* start SELECTED PASSAGE *
So Tony’s story about the car has a few issues. And during the interrogation, it seems like Lamy knows it. A few minutes later, he circles back to this detail about the car.

 

[Roland Lamy] The car was moved again. Can you explain how that happened?

 

[Tony Pfaff] No.

 

            (long pause) (mux out)

 

[Roland Lamy] You took the keys, you said. Where did you park it at the Sears parking lot?

 

[Tony Pfaff] I told one of the officers where I parked it. I don’t remember what aisle it was, but it was not exactly in front of the food court, it was in between the food court and Sears.

 

Again, this is not where Sharon’s car was actually found. Lamy tries again.

 

[Roland Lamy] Now, let me ask you a question, OK? I know you’re having a hard time remembering, and I don’t want to put any words in your mouth, but is it that you don’t remember if you went back and got the car again at this time, or is it that you simply do remember that you only left it there once and took the keys? Did you go back out to the car the next day, that night, later that night into the morning?

 

            (long pause)

 

[Tony Pfaff] (off-mic) I went back to the car. (on-mic) I went back to the car.

 

[Roland Lamy] Ok could you please explain that and with whom?

 

[Tony Pfaff] It was by myself.

 

[Roland Lamy] Alright. Why did you go back to the car?
* end SELECTED PASSAGE *
* start AVAILABLE DATA *
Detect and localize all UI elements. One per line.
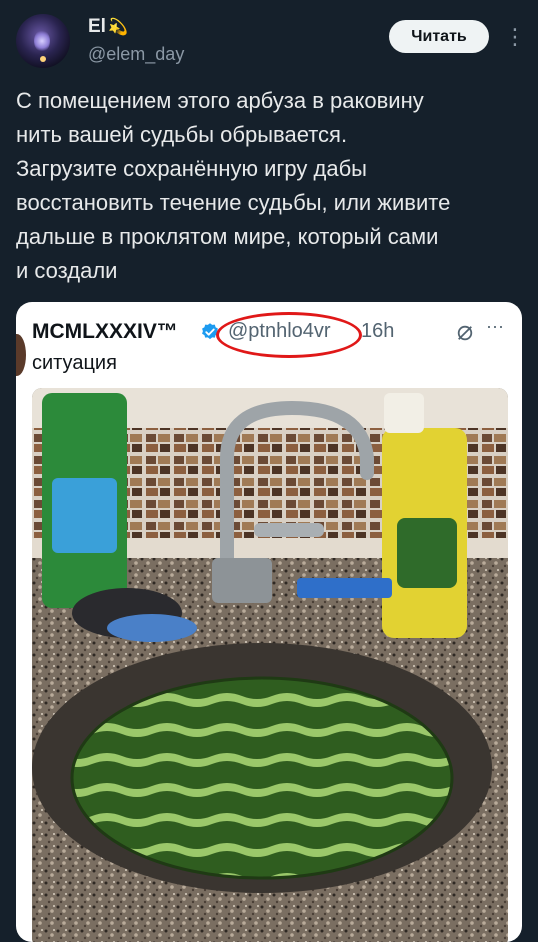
* end AVAILABLE DATA *
### DESCRIPTION OF THE TASK
In the interrogation transcript, rename "food court" as "bookstore" throughout the stretch from "[Tony Pfaff] I told" through "Lamy tries again.", and write out that stretch. The data has nothing to do with the interrogation transcript.

### EXPECTED ANSWER
[Tony Pfaff] I told one of the officers where I parked it. I don’t remember what aisle it was, but it was not exactly in front of the bookstore, it was in between the bookstore and Sears.

 

Again, this is not where Sharon’s car was actually found. Lamy tries again.